[What the task requires]:
Count how many lines hold the string "JSON", and give only that number.

(Rows from a dataset)
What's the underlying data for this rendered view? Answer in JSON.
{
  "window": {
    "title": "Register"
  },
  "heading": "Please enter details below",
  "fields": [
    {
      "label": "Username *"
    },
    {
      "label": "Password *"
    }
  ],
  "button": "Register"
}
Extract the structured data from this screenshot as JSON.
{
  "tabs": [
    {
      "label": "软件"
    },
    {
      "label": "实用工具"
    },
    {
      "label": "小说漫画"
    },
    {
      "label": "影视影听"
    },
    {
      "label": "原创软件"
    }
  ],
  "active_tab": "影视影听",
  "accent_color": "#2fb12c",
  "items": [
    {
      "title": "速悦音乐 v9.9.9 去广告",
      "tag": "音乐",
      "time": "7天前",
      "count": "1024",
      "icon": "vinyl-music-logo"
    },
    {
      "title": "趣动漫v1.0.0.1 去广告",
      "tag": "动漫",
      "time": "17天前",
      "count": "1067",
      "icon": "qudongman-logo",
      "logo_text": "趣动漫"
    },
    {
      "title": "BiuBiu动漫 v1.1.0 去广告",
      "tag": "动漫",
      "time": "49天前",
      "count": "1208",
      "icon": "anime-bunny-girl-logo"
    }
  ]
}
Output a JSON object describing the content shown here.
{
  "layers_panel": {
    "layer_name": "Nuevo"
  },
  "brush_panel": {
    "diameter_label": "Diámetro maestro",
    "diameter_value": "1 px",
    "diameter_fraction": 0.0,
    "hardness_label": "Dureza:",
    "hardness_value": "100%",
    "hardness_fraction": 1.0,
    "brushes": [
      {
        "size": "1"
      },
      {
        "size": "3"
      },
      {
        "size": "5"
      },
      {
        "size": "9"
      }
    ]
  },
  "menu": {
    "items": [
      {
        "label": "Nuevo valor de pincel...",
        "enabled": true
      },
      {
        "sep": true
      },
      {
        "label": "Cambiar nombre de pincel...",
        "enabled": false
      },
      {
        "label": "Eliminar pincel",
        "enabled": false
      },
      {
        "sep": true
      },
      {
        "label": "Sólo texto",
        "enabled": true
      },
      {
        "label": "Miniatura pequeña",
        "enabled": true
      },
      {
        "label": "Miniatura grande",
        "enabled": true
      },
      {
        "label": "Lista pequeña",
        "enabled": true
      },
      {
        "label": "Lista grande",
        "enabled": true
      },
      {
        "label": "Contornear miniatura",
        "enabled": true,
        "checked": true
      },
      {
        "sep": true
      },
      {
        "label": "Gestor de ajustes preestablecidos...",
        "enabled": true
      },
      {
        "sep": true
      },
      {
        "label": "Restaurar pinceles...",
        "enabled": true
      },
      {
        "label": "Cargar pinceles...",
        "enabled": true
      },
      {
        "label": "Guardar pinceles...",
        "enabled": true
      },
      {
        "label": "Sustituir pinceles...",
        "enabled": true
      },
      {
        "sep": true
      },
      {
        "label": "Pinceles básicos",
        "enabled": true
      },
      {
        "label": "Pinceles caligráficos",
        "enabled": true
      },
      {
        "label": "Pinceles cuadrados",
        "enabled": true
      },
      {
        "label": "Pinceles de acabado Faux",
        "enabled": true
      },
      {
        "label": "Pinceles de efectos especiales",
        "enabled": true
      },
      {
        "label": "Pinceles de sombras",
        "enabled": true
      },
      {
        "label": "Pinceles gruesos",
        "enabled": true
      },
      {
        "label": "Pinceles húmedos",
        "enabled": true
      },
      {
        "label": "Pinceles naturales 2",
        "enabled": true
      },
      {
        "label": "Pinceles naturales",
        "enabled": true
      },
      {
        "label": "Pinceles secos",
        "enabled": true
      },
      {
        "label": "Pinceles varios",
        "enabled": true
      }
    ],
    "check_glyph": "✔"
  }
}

[Task solution]:
3